*Tasks to perform:*
1. Answer these from the payday lending passage:
(a) Which state explicitly prohibited payday lending as of year-end 2007?
(b) What year's state-level data does Caskey (1991) use?
(c) How many states with usury ceilings on interest rates did Caskey consider?
2. Write the next part of the payday lending passage, picking up after its final sentence.
──────── Supplied passage
As of year-end 2007, payday lending was explicitly permitted by law in 38 states and explicitly prohibited in one (Georgia). Eleven states had no payday lending laws, but effectively prohibited payday lending through the application of usury ceilings or small loan interest rate ceilings that rendered payday lending unprofitable. Figure 1 shows the legal status of payday lending for each state as of December 31, 2007.16
In those states where payday lending is explicitly permitted, payday lenders are typically subject to licensing requirements and regulatory restrictions. Restrictions vary from state-to-state, but may include limitations on the maximum size of a payday loan, the maximum number of loans that can be made to a single customer at one time, the fees that can be charged for a loan, the term of a loan, and the number of times a payday loan may be renewed or "rolled over."
A number of studies have examined the factors affecting the locations of AFSPs. Caskey (1991) uses 1987 state-level data to study the relationship between the number of pawnshops per million capita and various regulatory and demographic characteristics. Considering only the 28 states that had usury ceilings on interest rates, he finds that pawnshops per million capita is positively related to both the level of the state's interest rate ceiling and the share of the state's population below the poverty level, and negatively related to the share of the state's adult population with at least four years of high school education. He finds no evidence that state laws requiring any surplus from the sale of the pawned collateral to be returned to the borrower (return requirement) or population density influence the number of pawnshops per million capita.
────────────────
──────── Record extracts
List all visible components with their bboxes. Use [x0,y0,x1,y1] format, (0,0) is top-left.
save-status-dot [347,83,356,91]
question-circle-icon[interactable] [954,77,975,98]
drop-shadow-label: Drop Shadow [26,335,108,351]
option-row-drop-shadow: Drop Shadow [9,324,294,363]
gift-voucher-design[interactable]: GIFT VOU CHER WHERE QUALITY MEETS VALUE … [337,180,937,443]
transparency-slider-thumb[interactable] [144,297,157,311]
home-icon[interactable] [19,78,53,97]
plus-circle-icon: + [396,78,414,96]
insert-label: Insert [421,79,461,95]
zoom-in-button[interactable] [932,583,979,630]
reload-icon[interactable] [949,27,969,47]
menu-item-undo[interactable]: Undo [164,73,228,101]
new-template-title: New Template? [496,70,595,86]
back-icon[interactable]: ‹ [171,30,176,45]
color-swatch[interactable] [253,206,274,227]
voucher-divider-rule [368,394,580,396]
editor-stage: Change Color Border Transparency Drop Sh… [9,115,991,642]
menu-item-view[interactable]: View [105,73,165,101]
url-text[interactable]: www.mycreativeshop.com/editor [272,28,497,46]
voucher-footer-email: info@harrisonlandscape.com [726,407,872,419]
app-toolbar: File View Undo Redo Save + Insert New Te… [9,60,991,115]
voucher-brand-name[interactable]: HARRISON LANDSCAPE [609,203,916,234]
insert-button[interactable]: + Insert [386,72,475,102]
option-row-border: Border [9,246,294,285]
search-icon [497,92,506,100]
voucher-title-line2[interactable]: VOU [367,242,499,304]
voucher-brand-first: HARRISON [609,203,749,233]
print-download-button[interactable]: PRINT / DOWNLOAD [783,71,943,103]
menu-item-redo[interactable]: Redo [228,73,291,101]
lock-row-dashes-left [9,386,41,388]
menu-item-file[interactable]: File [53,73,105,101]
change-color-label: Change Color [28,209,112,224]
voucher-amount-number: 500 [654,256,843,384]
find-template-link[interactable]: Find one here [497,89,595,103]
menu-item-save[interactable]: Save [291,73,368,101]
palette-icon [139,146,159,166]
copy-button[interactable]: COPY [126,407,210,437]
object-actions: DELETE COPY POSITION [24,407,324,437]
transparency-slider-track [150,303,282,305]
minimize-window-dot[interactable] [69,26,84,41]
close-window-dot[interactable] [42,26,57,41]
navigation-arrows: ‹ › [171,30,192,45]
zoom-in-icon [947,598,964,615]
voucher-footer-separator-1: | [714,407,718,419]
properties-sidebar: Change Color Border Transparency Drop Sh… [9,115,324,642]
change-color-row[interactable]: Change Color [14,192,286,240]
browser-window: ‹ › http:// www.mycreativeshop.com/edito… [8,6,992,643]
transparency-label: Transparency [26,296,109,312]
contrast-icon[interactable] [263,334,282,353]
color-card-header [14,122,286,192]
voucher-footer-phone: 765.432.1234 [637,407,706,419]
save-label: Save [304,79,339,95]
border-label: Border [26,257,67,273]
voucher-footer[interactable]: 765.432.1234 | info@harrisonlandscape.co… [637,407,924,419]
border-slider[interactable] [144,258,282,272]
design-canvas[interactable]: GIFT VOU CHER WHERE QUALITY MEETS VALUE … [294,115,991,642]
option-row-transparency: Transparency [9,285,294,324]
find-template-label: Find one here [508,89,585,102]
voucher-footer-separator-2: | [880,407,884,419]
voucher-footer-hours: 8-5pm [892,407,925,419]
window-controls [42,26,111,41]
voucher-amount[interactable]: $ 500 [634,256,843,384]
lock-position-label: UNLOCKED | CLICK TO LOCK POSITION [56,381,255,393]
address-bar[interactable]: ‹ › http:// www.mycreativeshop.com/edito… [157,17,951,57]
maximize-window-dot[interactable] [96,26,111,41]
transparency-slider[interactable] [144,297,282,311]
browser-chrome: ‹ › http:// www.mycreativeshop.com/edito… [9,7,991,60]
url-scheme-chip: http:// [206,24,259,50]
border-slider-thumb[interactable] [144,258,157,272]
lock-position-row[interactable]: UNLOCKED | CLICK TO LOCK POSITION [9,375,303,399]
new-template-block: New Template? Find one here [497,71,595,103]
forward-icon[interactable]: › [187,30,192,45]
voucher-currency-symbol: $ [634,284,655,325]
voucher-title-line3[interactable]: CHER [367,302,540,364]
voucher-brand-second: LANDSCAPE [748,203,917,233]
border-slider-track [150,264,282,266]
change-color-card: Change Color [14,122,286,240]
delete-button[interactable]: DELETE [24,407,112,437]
────────────────
*Answers to the problems:*
1.
(a) Georgia
(b) 1987
(c) 28

2.
Shackman and Tenney (2006) use 2003 data to extend Caskey's work to all 50 states plus the District of Columbia. Like Caskey (1991), they find a positive relationship between pawnshops per million population and both the poverty rate and the interest rate ceiling and no significant relationship between pawnshop density and the return requirement. However, contrary to Caskey (1991), they do not find any significant relationship between pawnshops per million population and the share of the adult population that are high school graduates.
Graves (2003) examines the locations of payday loan stores and bank branches in seven metropolitan parishes in Louisiana, and in Cook County, Illinois. He finds that payday lenders tend to locate in neighborhoods (Census block groups) that are poorer and have higher concentrations of blacks than the county in which they are located as a whole, while banks tend to locate in neighborhoods that are wealthier and have lower concentrations of blacks than countywide averages.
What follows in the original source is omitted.